EXERCISE AIM: Find the string "JSON" in the records. Copy every line it appears in.

━━━ DATA SHOWN ━━━

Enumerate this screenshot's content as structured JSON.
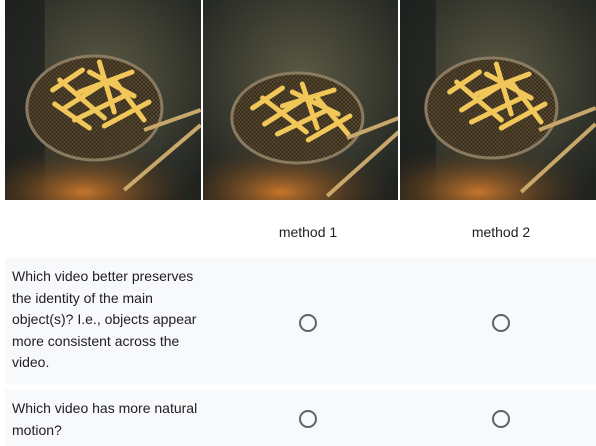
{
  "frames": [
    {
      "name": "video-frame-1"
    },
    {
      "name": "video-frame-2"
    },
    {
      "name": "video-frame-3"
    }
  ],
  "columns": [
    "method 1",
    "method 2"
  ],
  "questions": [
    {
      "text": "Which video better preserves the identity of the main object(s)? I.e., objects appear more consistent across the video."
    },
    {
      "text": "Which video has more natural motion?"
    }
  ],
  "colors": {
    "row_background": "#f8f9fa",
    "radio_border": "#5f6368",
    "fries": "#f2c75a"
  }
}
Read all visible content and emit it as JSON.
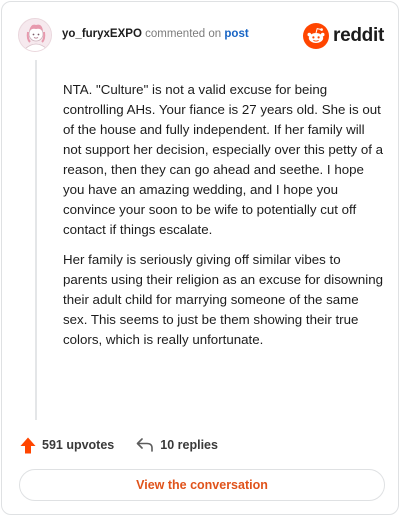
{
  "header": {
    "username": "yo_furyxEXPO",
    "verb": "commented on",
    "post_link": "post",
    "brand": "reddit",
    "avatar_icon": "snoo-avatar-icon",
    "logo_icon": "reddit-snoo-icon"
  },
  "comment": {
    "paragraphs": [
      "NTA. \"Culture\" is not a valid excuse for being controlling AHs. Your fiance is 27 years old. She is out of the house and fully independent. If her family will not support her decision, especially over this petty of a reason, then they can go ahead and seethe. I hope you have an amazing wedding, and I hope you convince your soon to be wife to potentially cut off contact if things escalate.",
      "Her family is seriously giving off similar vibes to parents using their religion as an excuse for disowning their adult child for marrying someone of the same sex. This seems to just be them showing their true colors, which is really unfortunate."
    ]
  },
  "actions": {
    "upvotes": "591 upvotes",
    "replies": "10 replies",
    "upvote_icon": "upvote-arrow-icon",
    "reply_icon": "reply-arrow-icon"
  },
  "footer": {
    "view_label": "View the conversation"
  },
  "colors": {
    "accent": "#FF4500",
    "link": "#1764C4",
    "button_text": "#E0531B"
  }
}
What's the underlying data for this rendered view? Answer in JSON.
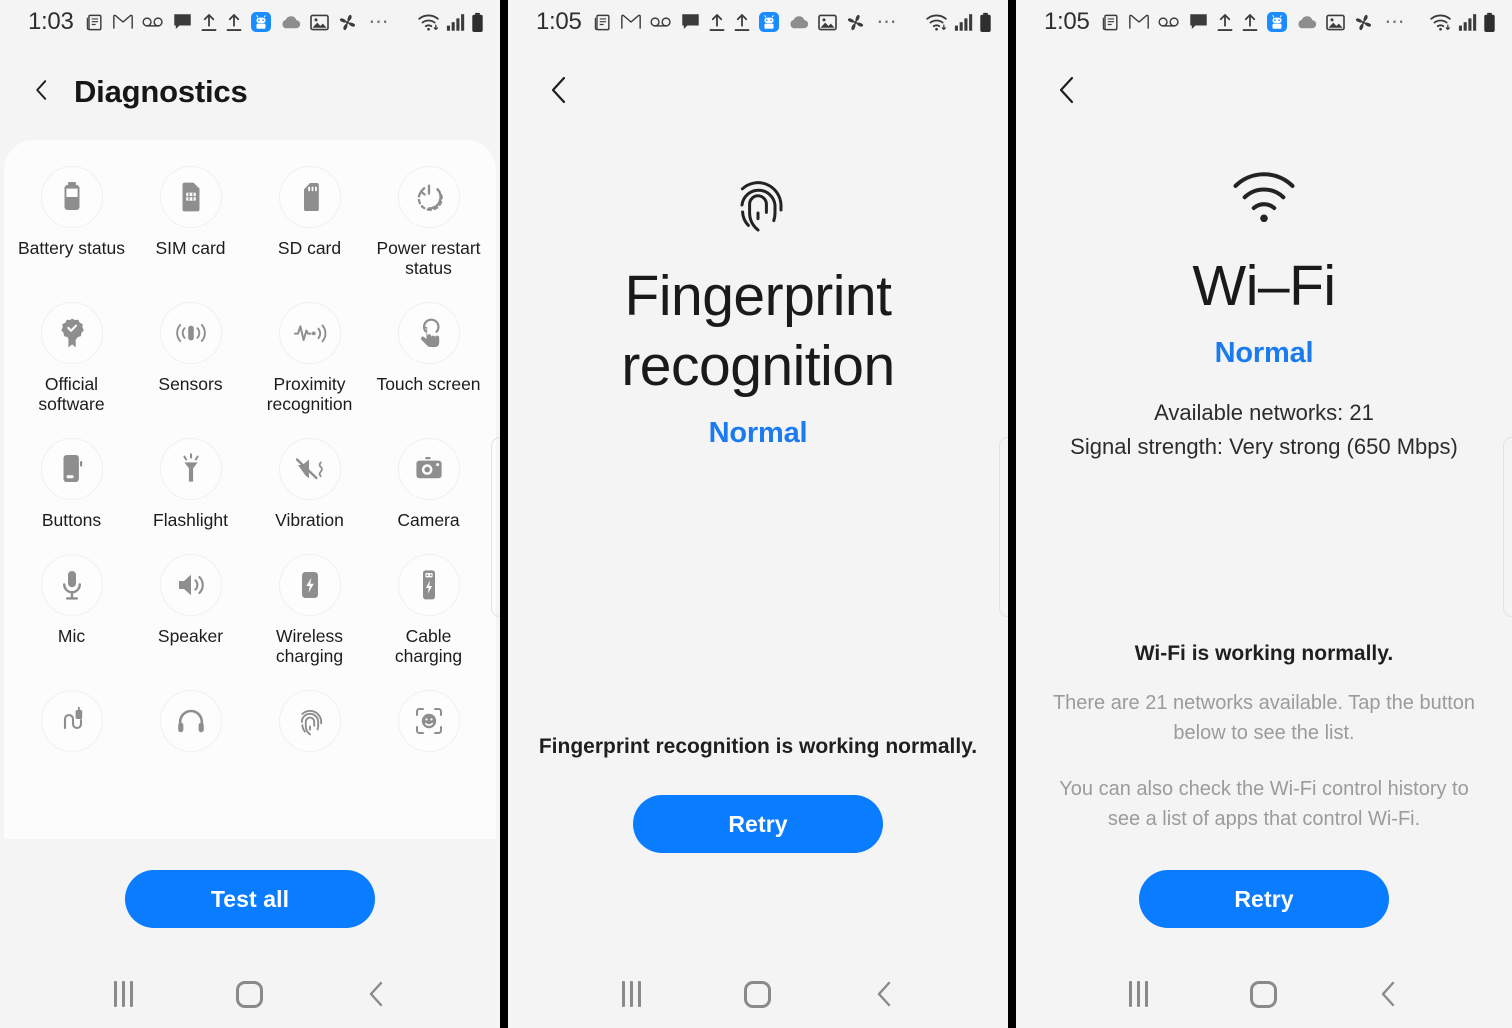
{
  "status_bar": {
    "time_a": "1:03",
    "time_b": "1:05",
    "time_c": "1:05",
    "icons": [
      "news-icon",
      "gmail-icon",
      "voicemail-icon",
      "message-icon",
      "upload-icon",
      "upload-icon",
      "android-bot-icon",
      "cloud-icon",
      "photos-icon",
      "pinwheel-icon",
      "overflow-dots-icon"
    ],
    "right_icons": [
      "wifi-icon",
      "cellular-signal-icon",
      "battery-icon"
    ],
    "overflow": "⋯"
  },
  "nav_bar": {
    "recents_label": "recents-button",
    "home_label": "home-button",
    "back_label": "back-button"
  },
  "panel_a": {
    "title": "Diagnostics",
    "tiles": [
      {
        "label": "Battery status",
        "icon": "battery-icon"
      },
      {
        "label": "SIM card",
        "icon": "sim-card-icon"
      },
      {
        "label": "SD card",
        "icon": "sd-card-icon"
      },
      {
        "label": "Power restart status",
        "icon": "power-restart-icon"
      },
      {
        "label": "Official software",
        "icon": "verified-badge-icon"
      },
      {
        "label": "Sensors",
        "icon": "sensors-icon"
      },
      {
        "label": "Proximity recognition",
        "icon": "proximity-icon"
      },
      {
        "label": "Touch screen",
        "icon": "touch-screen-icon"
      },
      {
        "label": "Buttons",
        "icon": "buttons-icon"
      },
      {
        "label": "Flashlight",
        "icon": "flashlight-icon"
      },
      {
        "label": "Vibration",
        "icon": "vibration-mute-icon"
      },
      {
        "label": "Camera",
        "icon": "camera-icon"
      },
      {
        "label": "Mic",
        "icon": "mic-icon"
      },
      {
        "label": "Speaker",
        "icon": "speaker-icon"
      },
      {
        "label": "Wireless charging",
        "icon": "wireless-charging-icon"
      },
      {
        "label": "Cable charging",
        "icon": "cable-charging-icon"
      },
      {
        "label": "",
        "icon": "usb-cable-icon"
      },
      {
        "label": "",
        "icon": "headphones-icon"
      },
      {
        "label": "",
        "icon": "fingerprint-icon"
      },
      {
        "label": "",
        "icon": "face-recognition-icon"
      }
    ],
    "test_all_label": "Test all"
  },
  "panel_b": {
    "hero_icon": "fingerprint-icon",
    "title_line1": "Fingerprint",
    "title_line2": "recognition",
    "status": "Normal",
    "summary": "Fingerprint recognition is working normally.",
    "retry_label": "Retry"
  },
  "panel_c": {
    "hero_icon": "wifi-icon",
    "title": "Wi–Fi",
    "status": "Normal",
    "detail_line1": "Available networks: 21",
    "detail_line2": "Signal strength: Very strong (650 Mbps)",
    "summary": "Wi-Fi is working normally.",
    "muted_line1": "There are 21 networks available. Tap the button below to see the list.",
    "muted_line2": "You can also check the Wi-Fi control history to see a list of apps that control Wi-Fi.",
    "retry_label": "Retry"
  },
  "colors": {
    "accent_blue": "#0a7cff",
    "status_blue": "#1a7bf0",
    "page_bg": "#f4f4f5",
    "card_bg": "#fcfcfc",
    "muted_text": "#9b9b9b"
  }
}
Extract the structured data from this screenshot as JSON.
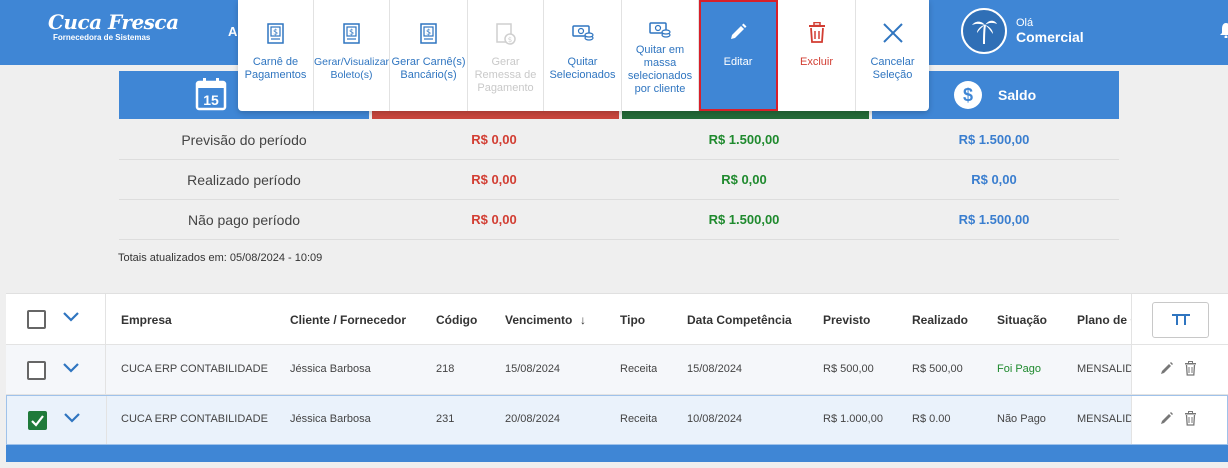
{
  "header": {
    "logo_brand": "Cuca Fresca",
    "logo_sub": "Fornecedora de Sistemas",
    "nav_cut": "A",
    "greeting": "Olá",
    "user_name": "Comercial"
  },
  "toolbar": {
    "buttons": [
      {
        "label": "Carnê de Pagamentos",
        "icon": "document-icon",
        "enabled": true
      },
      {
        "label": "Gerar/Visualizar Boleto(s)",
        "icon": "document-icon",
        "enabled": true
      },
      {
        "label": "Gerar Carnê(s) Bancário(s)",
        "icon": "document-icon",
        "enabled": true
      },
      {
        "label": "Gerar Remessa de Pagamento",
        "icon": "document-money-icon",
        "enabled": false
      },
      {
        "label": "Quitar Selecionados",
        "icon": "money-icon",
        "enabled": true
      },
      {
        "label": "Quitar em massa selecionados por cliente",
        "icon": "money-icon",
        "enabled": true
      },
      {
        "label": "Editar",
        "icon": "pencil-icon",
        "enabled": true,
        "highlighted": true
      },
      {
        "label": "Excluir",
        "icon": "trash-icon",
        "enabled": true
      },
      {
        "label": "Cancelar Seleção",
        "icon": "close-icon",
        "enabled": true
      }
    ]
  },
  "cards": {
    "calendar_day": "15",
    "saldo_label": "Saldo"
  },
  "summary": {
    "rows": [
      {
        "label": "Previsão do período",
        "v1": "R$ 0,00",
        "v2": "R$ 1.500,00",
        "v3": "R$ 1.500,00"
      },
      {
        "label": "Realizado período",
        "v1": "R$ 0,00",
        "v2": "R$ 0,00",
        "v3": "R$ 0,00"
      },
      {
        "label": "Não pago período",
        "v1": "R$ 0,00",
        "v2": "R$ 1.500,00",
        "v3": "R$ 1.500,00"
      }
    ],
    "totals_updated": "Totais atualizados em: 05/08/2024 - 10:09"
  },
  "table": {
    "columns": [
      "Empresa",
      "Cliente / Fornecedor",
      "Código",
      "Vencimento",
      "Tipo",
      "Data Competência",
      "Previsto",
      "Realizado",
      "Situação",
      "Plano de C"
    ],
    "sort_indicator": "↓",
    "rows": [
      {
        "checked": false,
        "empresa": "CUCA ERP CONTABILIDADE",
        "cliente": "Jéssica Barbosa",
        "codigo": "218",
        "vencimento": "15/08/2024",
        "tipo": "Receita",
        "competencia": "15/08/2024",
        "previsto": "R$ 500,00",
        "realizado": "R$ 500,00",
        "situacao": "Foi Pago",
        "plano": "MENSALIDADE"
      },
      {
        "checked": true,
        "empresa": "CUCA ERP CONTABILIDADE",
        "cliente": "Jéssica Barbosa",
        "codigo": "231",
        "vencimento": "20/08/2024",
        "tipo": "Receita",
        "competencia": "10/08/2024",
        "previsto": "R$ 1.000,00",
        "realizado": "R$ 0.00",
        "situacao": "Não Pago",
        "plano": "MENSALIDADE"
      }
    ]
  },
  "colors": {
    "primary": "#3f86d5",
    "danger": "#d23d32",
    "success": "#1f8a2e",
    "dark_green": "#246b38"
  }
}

━━━

REPLY:
Enumerate this screenshot's content as structured JSON.
Read all visible content and emit it as JSON.
What's the underlying data for this rendered view? Answer in JSON.
Extract the structured data from this screenshot as JSON.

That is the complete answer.